Below are some entries. Copy each line that holds the string "after".

━━━

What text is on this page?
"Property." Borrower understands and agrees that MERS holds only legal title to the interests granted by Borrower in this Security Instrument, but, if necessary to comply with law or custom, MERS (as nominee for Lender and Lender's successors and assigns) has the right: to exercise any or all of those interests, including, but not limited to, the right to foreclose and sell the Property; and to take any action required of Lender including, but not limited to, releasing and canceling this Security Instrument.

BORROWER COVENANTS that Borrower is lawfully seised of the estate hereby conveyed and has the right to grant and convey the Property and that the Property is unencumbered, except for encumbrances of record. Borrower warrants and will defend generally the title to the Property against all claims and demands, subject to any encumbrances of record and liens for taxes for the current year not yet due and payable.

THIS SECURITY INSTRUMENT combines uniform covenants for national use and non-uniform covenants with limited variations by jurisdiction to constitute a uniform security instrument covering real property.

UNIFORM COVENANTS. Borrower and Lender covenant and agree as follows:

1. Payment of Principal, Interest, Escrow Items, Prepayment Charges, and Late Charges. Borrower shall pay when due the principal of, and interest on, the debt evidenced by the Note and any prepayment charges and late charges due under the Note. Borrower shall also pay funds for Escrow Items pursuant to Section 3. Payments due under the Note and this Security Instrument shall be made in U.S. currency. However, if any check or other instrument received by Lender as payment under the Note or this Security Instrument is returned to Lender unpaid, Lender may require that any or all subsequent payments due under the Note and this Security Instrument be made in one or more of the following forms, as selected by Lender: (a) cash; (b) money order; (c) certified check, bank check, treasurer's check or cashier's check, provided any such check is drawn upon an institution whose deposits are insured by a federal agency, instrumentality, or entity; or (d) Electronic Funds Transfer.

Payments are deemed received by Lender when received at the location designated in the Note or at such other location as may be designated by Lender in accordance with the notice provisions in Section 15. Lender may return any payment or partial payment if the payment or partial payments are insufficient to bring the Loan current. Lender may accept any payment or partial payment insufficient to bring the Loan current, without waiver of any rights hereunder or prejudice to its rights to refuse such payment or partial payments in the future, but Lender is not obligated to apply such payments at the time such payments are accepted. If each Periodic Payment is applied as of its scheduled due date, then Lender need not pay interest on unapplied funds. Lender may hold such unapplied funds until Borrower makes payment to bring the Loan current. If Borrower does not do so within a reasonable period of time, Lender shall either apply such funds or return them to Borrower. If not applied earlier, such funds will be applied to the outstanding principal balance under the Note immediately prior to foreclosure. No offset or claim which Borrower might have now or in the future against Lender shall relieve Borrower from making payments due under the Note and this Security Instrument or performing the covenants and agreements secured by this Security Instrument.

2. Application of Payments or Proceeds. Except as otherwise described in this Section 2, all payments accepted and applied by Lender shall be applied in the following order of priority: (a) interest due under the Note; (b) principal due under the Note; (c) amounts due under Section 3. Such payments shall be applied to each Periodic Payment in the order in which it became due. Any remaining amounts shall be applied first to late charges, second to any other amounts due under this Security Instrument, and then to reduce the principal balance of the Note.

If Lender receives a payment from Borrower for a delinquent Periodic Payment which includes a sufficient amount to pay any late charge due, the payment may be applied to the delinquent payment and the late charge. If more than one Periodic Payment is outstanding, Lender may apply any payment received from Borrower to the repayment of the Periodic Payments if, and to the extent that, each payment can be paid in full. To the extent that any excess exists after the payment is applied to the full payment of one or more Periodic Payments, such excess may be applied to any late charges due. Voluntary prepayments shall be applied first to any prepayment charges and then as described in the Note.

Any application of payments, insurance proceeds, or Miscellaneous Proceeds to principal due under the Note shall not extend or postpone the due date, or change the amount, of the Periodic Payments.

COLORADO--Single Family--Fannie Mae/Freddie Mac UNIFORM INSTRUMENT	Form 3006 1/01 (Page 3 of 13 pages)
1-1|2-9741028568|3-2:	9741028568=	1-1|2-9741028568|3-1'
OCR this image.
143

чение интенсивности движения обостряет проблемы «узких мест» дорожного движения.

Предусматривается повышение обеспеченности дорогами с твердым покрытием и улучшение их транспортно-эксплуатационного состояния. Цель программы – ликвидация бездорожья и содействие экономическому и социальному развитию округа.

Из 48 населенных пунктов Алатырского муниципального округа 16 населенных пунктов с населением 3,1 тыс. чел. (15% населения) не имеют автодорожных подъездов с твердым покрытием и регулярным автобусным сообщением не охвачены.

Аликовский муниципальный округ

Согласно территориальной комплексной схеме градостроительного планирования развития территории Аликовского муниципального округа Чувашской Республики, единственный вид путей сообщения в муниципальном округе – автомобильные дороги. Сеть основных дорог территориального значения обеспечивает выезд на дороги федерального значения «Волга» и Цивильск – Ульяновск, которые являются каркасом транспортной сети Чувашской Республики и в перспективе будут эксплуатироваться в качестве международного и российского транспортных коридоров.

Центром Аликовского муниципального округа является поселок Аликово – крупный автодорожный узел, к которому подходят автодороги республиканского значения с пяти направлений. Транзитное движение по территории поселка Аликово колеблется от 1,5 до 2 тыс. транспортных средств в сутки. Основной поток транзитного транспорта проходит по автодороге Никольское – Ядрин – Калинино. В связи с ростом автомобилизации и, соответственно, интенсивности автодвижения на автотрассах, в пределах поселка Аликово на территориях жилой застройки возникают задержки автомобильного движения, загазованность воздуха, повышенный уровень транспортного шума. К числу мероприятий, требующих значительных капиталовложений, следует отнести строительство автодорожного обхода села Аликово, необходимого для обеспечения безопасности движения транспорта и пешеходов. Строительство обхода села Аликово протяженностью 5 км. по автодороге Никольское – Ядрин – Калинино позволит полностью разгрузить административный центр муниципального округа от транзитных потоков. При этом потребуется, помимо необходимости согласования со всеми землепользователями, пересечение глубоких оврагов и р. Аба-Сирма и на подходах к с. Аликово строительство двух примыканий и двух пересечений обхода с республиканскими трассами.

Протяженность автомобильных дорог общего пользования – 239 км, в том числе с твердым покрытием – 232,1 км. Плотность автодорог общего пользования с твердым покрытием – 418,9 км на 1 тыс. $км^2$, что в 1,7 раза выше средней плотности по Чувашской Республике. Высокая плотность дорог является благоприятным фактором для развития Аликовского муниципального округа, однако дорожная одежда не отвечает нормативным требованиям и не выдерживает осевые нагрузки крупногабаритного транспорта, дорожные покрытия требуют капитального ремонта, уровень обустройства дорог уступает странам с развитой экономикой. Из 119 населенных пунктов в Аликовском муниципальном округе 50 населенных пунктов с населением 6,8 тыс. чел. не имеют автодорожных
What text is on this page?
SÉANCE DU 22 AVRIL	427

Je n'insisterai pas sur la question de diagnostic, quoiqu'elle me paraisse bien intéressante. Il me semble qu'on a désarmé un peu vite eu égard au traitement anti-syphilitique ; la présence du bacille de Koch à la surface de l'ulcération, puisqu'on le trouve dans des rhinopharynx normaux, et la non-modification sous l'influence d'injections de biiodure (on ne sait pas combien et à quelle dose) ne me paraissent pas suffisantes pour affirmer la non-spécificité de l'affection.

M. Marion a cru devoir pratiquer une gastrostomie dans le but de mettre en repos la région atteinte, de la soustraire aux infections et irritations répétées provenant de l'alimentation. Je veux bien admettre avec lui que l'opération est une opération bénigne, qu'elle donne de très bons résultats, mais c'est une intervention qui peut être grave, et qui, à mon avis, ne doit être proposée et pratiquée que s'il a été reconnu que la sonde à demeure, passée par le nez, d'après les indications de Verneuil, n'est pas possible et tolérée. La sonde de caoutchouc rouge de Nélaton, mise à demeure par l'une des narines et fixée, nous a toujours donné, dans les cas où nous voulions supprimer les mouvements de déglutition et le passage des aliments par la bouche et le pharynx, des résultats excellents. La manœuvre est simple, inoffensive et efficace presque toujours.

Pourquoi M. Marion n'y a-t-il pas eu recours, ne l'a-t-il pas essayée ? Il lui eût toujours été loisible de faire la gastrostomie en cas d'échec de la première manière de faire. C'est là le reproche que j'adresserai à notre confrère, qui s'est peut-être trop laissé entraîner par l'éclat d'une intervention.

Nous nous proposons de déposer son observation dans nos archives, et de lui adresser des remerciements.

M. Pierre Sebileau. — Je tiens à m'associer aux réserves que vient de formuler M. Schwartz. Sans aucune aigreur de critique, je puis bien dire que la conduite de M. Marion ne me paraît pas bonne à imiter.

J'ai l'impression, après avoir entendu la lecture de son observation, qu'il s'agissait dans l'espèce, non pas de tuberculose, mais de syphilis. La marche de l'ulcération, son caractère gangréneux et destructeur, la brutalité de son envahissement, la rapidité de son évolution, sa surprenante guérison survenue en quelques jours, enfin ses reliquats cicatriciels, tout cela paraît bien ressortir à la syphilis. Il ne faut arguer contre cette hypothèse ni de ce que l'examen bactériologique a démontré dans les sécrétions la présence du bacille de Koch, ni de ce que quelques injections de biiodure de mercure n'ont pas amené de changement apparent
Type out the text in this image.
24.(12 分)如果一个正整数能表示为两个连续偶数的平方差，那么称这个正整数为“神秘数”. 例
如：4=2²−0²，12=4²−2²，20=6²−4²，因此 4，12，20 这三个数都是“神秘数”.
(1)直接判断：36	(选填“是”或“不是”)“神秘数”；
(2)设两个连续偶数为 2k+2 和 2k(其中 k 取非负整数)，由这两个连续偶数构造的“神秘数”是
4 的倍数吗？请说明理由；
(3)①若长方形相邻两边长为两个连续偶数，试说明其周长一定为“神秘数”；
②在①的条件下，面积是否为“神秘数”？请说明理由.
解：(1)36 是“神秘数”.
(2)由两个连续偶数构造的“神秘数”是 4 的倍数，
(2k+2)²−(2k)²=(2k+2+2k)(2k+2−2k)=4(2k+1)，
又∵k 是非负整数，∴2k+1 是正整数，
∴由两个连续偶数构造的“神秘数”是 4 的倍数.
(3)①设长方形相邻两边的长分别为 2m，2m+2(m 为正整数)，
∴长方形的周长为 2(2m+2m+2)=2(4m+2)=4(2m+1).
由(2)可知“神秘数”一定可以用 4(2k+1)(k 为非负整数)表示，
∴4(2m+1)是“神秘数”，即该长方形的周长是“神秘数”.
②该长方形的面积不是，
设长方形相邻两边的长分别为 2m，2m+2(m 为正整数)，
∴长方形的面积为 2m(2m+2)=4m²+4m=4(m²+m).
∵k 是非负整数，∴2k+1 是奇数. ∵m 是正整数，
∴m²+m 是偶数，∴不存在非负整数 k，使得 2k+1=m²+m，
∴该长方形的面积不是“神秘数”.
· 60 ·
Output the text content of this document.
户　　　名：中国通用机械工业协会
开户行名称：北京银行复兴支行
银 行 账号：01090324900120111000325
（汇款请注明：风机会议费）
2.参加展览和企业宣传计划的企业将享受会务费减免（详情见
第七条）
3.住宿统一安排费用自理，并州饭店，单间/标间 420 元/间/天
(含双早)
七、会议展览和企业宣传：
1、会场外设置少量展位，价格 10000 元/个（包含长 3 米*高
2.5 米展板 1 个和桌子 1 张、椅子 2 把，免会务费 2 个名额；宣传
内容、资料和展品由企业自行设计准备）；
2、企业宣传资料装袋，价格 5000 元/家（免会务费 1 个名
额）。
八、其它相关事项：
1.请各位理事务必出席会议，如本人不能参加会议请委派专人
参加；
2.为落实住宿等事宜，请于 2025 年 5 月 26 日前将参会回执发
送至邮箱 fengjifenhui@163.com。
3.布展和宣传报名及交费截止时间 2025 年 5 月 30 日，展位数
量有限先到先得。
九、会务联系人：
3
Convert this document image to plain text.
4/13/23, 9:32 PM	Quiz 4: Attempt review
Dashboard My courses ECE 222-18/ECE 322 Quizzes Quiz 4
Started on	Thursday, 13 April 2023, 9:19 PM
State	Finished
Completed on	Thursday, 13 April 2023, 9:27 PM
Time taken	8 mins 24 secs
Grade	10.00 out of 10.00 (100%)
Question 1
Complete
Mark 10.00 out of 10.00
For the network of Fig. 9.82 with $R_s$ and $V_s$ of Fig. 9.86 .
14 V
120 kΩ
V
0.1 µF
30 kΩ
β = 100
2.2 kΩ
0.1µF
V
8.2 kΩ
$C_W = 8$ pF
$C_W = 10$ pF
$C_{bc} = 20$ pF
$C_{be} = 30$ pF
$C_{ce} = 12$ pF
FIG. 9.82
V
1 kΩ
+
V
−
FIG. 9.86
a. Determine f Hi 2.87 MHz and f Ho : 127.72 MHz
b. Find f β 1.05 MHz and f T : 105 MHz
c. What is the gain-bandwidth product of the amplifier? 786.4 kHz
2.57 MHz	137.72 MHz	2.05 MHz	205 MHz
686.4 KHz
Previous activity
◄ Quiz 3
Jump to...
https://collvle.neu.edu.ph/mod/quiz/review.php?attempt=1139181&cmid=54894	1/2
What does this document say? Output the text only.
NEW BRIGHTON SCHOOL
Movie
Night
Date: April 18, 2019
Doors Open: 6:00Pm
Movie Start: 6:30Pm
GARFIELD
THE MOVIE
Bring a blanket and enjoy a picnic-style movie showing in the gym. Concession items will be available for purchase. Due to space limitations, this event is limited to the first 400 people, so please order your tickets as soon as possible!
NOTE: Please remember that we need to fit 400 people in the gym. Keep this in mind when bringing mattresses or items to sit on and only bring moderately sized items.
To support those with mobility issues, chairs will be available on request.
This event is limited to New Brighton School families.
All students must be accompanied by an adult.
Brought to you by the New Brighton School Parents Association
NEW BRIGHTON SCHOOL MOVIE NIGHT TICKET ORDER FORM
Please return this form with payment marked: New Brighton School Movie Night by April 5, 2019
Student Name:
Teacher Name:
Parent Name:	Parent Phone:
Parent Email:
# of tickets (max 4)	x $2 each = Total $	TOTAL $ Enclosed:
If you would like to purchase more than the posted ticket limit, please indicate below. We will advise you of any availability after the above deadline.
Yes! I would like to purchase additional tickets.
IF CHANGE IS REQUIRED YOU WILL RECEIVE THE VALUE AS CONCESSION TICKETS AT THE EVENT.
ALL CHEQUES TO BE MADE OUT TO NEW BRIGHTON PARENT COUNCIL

━━━

• OUTPUT FOR THIS EXERCISE:
If Lender receives a payment from Borrower for a delinquent Periodic Payment which includes a sufficient amount to pay any late charge due, the payment may be applied to the delinquent payment and the late charge. If more than one Periodic Payment is outstanding, Lender may apply any payment received from Borrower to the repayment of the Periodic Payments if, and to the extent that, each payment can be paid in full. To the extent that any excess exists after the payment is applied to the full payment of one or more Periodic Payments, such excess may be applied to any late charges due. Voluntary prepayments shall be applied first to any prepayment charges and then as described in the Note.
If you would like to purchase more than the posted ticket limit, please indicate below. We will advise you of any availability after the above deadline.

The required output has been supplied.